### What you are asked to do
Transcribe the records in full, keeping every character as it is.

start

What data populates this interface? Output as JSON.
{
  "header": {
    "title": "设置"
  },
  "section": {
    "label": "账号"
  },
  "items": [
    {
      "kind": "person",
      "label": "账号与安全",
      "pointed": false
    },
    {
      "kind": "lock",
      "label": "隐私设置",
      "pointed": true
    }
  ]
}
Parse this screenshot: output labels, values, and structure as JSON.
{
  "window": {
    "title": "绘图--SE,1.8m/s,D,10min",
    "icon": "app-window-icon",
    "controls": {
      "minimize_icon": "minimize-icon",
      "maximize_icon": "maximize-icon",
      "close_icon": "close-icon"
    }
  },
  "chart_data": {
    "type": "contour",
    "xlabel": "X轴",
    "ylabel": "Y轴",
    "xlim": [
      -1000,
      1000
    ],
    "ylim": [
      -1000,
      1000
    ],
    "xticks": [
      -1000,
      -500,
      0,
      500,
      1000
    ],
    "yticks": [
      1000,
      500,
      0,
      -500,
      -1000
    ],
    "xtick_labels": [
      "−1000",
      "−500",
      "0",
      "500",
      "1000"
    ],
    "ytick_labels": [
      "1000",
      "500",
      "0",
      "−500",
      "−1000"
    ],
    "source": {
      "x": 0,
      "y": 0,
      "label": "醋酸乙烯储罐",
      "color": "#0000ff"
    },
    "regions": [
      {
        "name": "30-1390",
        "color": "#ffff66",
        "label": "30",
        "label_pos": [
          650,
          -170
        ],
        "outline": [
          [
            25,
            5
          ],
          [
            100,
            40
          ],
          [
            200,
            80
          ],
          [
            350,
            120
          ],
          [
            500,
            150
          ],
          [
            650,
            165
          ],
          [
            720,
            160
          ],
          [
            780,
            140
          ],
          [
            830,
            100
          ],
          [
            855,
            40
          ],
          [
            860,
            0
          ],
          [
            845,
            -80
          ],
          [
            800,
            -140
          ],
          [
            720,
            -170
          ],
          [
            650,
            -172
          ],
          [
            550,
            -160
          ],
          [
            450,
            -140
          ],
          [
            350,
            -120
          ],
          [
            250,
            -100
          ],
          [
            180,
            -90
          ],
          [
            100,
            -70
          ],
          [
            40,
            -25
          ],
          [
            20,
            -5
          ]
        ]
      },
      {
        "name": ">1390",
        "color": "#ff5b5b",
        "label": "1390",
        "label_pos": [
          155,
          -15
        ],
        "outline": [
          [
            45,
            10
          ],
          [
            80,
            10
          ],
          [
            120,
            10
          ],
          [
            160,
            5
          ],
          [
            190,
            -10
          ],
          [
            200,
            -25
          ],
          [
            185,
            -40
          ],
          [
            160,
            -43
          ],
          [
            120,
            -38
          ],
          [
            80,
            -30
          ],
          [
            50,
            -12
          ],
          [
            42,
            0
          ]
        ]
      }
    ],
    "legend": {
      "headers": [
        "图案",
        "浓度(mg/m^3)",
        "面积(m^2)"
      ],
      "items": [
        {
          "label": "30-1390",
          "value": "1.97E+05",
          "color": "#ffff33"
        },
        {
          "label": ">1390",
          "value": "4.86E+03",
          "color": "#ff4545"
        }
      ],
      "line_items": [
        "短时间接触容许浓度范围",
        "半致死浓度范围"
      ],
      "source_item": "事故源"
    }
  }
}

end

### Full answer
What data populates this interface? Output as JSON.
{
  "header": {
    "title": "设置"
  },
  "section": {
    "label": "账号"
  },
  "items": [
    {
      "kind": "person",
      "label": "账号与安全",
      "pointed": false
    },
    {
      "kind": "lock",
      "label": "隐私设置",
      "pointed": true
    }
  ]
}
Parse this screenshot: output labels, values, and structure as JSON.
{
  "window": {
    "title": "绘图--SE,1.8m/s,D,10min",
    "icon": "app-window-icon",
    "controls": {
      "minimize_icon": "minimize-icon",
      "maximize_icon": "maximize-icon",
      "close_icon": "close-icon"
    }
  },
  "chart_data": {
    "type": "contour",
    "xlabel": "X轴",
    "ylabel": "Y轴",
    "xlim": [
      -1000,
      1000
    ],
    "ylim": [
      -1000,
      1000
    ],
    "xticks": [
      -1000,
      -500,
      0,
      500,
      1000
    ],
    "yticks": [
      1000,
      500,
      0,
      -500,
      -1000
    ],
    "xtick_labels": [
      "−1000",
      "−500",
      "0",
      "500",
      "1000"
    ],
    "ytick_labels": [
      "1000",
      "500",
      "0",
      "−500",
      "−1000"
    ],
    "source": {
      "x": 0,
      "y": 0,
      "label": "醋酸乙烯储罐",
      "color": "#0000ff"
    },
    "regions": [
      {
        "name": "30-1390",
        "color": "#ffff66",
        "label": "30",
        "label_pos": [
          650,
          -170
        ],
        "outline": [
          [
            25,
            5
          ],
          [
            100,
            40
          ],
          [
            200,
            80
          ],
          [
            350,
            120
          ],
          [
            500,
            150
          ],
          [
            650,
            165
          ],
          [
            720,
            160
          ],
          [
            780,
            140
          ],
          [
            830,
            100
          ],
          [
            855,
            40
          ],
          [
            860,
            0
          ],
          [
            845,
            -80
          ],
          [
            800,
            -140
          ],
          [
            720,
            -170
          ],
          [
            650,
            -172
          ],
          [
            550,
            -160
          ],
          [
            450,
            -140
          ],
          [
            350,
            -120
          ],
          [
            250,
            -100
          ],
          [
            180,
            -90
          ],
          [
            100,
            -70
          ],
          [
            40,
            -25
          ],
          [
            20,
            -5
          ]
        ]
      },
      {
        "name": ">1390",
        "color": "#ff5b5b",
        "label": "1390",
        "label_pos": [
          155,
          -15
        ],
        "outline": [
          [
            45,
            10
          ],
          [
            80,
            10
          ],
          [
            120,
            10
          ],
          [
            160,
            5
          ],
          [
            190,
            -10
          ],
          [
            200,
            -25
          ],
          [
            185,
            -40
          ],
          [
            160,
            -43
          ],
          [
            120,
            -38
          ],
          [
            80,
            -30
          ],
          [
            50,
            -12
          ],
          [
            42,
            0
          ]
        ]
      }
    ],
    "legend": {
      "headers": [
        "图案",
        "浓度(mg/m^3)",
        "面积(m^2)"
      ],
      "items": [
        {
          "label": "30-1390",
          "value": "1.97E+05",
          "color": "#ffff33"
        },
        {
          "label": ">1390",
          "value": "4.86E+03",
          "color": "#ff4545"
        }
      ],
      "line_items": [
        "短时间接触容许浓度范围",
        "半致死浓度范围"
      ],
      "source_item": "事故源"
    }
  }
}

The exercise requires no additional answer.